EXERCISE PROMPT: Identify and pull out each line of the entries in which "чтобы" occurs.

INFORMATION SUPPLIED:
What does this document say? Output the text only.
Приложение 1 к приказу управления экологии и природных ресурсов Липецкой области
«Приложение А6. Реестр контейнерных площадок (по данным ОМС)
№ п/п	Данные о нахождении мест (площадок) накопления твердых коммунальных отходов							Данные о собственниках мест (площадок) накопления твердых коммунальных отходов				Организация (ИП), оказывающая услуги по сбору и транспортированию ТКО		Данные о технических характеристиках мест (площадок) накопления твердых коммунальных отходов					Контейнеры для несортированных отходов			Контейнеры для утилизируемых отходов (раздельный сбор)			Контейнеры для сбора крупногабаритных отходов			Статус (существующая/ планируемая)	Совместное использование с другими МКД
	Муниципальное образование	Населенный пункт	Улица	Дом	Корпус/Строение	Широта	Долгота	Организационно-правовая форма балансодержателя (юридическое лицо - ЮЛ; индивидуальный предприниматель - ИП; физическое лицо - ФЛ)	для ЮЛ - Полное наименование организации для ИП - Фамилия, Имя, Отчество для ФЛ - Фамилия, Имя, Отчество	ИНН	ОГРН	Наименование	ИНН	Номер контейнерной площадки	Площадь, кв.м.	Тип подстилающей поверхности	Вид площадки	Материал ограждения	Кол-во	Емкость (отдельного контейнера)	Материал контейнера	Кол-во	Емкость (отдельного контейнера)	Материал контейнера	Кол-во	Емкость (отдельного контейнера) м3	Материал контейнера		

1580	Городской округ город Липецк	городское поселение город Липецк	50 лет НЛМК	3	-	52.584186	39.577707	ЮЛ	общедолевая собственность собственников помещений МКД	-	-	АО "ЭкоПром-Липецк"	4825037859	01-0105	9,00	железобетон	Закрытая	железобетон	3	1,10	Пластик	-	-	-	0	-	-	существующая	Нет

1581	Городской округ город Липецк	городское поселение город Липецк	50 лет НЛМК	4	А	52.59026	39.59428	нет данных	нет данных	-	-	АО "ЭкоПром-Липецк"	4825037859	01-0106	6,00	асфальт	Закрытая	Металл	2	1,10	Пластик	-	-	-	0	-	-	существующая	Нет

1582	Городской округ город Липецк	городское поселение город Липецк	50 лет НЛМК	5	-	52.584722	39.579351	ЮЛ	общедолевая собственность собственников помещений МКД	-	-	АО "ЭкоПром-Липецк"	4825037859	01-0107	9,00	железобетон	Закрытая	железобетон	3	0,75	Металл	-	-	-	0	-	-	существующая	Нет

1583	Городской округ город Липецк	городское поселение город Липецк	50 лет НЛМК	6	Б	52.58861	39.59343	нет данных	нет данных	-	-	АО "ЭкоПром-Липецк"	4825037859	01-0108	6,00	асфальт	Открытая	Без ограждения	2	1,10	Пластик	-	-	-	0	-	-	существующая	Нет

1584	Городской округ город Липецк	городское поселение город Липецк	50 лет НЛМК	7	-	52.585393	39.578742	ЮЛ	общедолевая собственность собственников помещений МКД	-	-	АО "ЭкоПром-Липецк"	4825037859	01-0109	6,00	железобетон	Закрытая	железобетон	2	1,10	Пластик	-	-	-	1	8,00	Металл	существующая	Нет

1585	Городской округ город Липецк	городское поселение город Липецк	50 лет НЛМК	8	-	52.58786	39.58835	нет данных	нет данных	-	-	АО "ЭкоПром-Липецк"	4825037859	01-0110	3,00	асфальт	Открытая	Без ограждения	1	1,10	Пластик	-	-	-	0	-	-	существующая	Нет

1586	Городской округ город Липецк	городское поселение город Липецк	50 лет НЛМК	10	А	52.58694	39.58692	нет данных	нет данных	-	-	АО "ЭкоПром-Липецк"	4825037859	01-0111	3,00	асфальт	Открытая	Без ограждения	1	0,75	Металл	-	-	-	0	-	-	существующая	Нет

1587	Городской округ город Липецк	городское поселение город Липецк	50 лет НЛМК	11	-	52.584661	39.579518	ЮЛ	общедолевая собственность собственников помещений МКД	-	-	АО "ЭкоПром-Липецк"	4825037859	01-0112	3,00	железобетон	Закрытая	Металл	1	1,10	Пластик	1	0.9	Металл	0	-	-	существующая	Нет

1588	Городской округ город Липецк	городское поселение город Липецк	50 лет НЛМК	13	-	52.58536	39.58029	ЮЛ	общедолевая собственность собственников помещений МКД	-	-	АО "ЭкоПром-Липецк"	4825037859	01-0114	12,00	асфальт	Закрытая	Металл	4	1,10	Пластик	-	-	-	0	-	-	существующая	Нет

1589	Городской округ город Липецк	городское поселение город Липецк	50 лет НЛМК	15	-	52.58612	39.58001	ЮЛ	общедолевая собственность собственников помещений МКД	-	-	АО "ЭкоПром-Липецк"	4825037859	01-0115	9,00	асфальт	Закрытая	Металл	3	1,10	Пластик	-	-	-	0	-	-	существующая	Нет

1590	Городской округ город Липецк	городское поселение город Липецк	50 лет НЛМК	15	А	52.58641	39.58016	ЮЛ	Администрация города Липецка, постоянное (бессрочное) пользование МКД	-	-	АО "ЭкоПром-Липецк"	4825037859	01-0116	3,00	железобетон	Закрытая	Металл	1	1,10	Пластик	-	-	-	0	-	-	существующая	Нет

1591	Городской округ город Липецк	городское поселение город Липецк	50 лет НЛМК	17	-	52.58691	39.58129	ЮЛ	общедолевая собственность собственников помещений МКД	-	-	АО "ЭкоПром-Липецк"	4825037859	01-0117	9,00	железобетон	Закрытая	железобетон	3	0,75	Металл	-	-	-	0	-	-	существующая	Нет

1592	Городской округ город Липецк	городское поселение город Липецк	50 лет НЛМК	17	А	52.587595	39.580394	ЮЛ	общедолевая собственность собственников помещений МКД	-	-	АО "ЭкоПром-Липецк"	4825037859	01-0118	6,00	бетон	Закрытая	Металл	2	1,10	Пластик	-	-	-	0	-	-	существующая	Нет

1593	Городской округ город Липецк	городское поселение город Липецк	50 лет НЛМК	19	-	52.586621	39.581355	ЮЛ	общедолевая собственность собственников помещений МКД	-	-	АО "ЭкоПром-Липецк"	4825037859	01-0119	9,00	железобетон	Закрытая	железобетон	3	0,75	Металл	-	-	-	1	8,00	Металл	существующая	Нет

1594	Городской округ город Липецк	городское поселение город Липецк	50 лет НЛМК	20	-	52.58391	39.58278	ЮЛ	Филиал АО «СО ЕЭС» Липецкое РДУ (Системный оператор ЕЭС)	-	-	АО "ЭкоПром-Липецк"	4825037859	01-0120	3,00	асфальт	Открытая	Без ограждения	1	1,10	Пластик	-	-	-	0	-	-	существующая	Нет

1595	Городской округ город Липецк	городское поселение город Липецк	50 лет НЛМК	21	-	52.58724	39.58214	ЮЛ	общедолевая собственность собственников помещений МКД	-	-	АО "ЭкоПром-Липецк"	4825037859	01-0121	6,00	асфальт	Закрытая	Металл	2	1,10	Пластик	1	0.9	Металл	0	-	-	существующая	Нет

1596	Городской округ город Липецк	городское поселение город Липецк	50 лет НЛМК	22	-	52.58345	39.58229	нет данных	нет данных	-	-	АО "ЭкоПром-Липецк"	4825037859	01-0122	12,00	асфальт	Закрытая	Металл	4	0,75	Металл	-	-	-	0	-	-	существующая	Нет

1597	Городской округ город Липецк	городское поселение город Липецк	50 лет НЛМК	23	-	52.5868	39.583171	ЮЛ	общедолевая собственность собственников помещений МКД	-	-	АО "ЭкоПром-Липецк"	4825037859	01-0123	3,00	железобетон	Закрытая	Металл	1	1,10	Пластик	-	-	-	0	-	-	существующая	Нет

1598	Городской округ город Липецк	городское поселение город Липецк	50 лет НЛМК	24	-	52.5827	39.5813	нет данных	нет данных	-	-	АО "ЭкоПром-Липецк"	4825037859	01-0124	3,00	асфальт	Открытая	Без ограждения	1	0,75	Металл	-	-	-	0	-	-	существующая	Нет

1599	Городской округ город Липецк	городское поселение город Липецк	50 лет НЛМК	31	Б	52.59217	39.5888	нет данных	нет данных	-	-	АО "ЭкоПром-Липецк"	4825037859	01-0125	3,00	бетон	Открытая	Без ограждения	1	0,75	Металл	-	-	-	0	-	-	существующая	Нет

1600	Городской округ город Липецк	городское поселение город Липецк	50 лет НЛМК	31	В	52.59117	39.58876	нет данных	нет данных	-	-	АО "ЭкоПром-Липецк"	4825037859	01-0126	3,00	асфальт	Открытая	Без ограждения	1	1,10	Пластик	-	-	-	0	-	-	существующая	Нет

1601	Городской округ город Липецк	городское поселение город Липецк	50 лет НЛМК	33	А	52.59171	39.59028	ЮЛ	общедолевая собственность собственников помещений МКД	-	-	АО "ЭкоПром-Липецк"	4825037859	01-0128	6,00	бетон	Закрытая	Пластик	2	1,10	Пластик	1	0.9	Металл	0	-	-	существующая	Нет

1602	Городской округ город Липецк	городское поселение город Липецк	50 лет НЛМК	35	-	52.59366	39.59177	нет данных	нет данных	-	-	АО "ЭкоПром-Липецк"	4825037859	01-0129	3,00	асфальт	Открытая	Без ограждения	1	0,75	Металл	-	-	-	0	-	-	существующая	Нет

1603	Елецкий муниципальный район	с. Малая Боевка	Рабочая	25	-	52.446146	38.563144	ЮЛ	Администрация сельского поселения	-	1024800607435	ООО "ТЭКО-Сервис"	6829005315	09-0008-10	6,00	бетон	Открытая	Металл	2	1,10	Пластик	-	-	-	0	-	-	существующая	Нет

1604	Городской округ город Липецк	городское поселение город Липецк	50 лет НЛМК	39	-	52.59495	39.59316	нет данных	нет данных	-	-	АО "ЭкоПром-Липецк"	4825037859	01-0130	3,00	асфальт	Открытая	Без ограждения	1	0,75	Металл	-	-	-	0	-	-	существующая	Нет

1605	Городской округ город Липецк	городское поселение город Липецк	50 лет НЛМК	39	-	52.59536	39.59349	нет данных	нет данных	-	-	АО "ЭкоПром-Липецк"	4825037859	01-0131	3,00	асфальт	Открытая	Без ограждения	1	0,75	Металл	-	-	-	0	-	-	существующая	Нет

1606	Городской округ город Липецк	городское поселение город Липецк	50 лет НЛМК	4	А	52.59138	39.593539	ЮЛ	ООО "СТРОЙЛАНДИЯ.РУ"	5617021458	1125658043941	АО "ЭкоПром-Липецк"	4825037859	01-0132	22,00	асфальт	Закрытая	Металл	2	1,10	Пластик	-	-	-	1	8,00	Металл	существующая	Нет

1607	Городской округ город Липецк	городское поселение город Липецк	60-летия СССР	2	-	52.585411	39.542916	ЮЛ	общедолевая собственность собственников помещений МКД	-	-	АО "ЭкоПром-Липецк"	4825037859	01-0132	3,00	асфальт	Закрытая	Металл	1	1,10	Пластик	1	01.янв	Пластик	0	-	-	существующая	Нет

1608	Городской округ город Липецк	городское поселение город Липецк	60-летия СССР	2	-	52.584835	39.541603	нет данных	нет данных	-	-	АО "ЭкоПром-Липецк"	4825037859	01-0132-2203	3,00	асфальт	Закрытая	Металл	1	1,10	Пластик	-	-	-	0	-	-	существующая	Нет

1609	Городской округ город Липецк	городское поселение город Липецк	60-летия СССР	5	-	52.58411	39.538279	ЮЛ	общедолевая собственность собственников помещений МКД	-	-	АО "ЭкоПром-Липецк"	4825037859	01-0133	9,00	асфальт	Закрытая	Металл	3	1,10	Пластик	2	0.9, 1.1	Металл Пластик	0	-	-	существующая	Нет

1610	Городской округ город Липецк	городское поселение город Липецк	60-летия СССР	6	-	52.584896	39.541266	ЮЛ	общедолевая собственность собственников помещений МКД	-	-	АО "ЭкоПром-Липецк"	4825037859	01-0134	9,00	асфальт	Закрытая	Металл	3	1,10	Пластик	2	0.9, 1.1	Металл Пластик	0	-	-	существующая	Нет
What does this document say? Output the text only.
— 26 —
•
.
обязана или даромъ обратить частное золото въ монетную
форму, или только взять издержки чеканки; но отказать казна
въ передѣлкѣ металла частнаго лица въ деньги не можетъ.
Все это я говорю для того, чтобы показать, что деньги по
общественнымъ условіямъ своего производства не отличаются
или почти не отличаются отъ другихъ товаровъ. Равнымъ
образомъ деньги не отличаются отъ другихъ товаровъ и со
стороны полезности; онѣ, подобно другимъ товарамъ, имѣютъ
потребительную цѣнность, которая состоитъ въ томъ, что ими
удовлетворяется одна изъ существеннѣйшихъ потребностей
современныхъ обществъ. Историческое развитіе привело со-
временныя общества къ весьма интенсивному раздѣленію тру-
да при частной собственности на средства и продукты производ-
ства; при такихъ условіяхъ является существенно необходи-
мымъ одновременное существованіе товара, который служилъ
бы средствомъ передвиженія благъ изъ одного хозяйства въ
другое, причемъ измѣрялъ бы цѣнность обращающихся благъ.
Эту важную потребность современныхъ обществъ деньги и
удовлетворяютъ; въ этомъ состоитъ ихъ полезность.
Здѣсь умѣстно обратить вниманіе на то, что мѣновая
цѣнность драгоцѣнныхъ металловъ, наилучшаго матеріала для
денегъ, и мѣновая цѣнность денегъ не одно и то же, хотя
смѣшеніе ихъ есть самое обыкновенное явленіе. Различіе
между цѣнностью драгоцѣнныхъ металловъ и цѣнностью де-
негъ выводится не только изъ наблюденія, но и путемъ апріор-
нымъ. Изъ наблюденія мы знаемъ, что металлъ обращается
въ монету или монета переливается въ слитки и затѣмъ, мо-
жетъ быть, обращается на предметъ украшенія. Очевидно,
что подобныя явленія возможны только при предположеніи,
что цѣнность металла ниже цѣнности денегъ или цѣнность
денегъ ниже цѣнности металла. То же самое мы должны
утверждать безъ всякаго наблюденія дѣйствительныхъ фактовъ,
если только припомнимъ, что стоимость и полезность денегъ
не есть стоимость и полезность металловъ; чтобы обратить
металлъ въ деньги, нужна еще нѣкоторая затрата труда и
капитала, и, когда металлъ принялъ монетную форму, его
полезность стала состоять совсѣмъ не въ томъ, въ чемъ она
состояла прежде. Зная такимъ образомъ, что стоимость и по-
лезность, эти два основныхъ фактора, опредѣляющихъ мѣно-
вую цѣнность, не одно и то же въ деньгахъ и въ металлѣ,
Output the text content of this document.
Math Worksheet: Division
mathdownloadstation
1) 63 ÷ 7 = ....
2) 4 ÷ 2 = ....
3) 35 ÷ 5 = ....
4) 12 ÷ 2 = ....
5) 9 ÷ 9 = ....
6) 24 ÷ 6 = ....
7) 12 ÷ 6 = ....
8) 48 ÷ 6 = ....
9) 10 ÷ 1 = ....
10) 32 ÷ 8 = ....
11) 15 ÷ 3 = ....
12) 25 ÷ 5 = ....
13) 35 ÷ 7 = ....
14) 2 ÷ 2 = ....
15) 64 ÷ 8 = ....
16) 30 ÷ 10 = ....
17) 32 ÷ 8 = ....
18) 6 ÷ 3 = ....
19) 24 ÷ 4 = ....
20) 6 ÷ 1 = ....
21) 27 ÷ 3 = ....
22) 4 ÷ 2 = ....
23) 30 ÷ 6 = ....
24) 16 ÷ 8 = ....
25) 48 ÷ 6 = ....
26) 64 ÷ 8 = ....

RIGHT ANSWER:
Все это я говорю для того, чтобы показать, что деньги по
не есть стоимость и полезность металловъ; чтобы обратить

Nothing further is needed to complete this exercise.